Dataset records
═══

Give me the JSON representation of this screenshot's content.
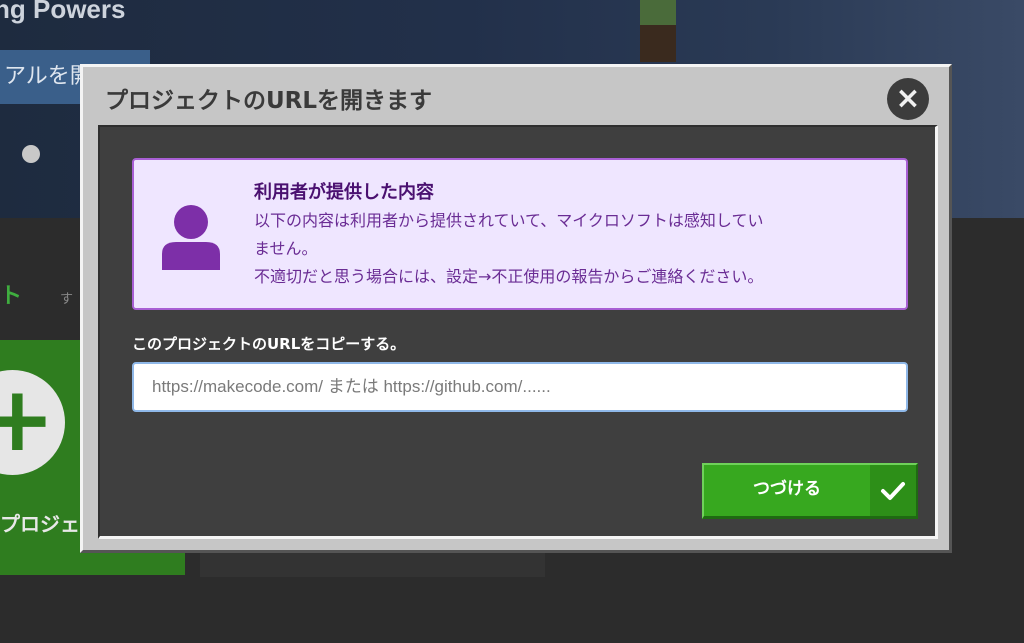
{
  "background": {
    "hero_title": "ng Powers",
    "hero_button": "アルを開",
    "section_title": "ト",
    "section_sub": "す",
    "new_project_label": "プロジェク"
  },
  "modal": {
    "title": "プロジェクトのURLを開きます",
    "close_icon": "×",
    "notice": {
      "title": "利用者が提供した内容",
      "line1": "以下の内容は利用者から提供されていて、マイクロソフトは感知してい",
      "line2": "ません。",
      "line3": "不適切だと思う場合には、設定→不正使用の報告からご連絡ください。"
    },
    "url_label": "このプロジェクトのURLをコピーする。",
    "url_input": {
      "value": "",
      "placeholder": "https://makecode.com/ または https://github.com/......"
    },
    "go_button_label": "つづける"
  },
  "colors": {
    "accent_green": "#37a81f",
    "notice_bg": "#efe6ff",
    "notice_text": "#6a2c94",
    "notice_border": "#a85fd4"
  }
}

═══

From the entries above, output every line exactly and omit any image.

— RESPONSE —
Give me the JSON representation of this screenshot's content.
{
  "background": {
    "hero_title": "ng Powers",
    "hero_button": "アルを開",
    "section_title": "ト",
    "section_sub": "す",
    "new_project_label": "プロジェク"
  },
  "modal": {
    "title": "プロジェクトのURLを開きます",
    "close_icon": "×",
    "notice": {
      "title": "利用者が提供した内容",
      "line1": "以下の内容は利用者から提供されていて、マイクロソフトは感知してい",
      "line2": "ません。",
      "line3": "不適切だと思う場合には、設定→不正使用の報告からご連絡ください。"
    },
    "url_label": "このプロジェクトのURLをコピーする。",
    "url_input": {
      "value": "",
      "placeholder": "https://makecode.com/ または https://github.com/......"
    },
    "go_button_label": "つづける"
  },
  "colors": {
    "accent_green": "#37a81f",
    "notice_bg": "#efe6ff",
    "notice_text": "#6a2c94",
    "notice_border": "#a85fd4"
  }
}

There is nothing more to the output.